* **Work item**:
Reproduce word for word the passage on Manhattan's community boards from "The 1975 revision" to "and special permits.".

* **Supplied passage**:
# # #

Community boards of Manhattan are New York City community boards in the borough of Manhattan, which are the appointed advisory groups of the community districts that advise on land use and zoning, participate in the city budget process, and address service delivery in their district.

Community boards each have up to 50 volunteer members appointed by the local borough president, half from nominations by City Council members representing the community district (i.e., whose council districts cover part of the community district). Additionally, all City Council members representing the community district are non-voting, ex officio board members.

History 
The 1963 revision of the New York City Charter extended the Borough of Manhattan's "Community Planning Councils" (est. 1951) to the outer boroughs as "Community Planning Boards", which are now known as "Community Boards".

The 1975 revision of the New York City Charter set the number of Community Districts/Boards to 59, established the position of the district manager for the community districts, and created the Uniform Land Use Review Procedure (ULURP) which gave the community boards the authority to review land use proposals such as zoning actions and special permits.

# # #

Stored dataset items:
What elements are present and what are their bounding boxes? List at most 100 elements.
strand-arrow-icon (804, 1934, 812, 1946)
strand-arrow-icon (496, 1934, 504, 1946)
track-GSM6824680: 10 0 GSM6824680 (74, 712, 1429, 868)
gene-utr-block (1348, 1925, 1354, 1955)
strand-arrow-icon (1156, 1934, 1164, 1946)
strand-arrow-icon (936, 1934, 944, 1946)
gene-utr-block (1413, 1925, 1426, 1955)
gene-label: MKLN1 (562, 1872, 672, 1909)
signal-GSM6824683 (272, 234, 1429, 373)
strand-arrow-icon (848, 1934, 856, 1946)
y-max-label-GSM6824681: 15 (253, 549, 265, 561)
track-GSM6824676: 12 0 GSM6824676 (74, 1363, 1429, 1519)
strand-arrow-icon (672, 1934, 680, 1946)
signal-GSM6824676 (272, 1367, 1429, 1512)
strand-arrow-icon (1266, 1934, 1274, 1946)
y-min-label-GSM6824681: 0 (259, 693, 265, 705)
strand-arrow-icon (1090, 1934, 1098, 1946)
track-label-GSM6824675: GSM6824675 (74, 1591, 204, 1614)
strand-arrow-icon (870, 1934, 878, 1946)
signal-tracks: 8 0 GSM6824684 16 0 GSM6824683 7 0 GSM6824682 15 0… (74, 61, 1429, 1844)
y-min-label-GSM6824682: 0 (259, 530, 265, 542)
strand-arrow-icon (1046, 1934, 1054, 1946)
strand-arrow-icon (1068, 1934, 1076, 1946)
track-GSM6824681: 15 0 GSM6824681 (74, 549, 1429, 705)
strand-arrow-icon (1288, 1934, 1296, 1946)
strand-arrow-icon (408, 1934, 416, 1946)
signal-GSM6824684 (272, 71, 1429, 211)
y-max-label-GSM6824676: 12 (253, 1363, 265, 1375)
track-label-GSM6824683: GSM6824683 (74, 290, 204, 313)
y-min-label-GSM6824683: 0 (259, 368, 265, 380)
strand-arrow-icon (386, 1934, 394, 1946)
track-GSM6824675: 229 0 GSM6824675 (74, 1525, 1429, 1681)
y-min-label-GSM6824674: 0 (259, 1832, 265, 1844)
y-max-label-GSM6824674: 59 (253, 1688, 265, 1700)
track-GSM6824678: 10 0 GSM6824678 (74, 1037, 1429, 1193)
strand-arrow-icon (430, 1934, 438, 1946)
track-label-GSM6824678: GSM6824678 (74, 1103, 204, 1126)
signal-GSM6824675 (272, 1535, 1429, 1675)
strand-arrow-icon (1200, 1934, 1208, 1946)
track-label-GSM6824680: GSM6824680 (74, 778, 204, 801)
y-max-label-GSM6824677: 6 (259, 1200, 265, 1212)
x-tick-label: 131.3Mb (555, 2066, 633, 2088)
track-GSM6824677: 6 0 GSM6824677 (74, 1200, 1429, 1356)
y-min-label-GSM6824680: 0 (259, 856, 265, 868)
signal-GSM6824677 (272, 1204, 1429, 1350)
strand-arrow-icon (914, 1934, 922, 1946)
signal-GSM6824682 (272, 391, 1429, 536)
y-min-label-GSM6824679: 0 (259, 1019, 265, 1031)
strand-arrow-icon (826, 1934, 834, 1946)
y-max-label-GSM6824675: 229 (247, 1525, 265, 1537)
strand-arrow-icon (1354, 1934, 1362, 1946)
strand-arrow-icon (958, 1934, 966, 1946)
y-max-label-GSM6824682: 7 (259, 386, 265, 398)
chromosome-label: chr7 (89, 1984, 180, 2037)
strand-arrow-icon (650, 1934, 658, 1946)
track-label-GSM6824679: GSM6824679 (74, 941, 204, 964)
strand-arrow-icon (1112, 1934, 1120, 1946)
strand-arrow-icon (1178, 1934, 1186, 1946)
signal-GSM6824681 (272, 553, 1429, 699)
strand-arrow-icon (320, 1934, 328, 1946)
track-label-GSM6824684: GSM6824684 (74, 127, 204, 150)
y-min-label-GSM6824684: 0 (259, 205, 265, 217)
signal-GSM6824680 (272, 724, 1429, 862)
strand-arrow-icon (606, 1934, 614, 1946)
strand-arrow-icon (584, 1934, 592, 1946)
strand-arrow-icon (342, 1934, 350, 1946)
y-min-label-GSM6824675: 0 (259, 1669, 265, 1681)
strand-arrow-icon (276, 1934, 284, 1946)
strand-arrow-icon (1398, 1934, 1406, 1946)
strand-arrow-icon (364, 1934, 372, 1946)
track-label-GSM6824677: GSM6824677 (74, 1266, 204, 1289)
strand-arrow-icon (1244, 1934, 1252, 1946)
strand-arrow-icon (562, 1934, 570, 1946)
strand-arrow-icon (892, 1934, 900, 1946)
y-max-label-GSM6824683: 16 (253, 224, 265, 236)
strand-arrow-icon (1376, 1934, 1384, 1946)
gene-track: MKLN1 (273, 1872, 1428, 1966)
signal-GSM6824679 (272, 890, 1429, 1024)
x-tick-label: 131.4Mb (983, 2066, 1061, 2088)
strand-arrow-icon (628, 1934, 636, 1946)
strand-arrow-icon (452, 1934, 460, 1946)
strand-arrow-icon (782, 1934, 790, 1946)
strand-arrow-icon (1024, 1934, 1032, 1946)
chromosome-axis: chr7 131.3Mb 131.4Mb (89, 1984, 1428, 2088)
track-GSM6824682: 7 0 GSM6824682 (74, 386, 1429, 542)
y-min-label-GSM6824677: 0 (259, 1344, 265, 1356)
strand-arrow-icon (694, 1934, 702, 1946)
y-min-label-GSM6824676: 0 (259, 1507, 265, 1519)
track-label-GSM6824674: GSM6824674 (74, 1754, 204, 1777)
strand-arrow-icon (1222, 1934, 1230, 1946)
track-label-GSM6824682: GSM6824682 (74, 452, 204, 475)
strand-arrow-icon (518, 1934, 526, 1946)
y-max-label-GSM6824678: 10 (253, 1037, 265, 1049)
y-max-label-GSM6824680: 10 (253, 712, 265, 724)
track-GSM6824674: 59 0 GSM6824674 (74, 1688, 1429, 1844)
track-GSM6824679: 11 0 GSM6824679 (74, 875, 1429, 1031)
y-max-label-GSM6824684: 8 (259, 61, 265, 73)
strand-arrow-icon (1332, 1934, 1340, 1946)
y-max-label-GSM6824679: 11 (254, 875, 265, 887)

# # #

* **Task solution**:
The 1975 revision of the New York City Charter set the number of Community Districts/Boards to 59, established the position of the district manager for the community districts, and created the Uniform Land Use Review Procedure (ULURP) which gave the community boards the authority to review land use proposals such as zoning actions and special permits.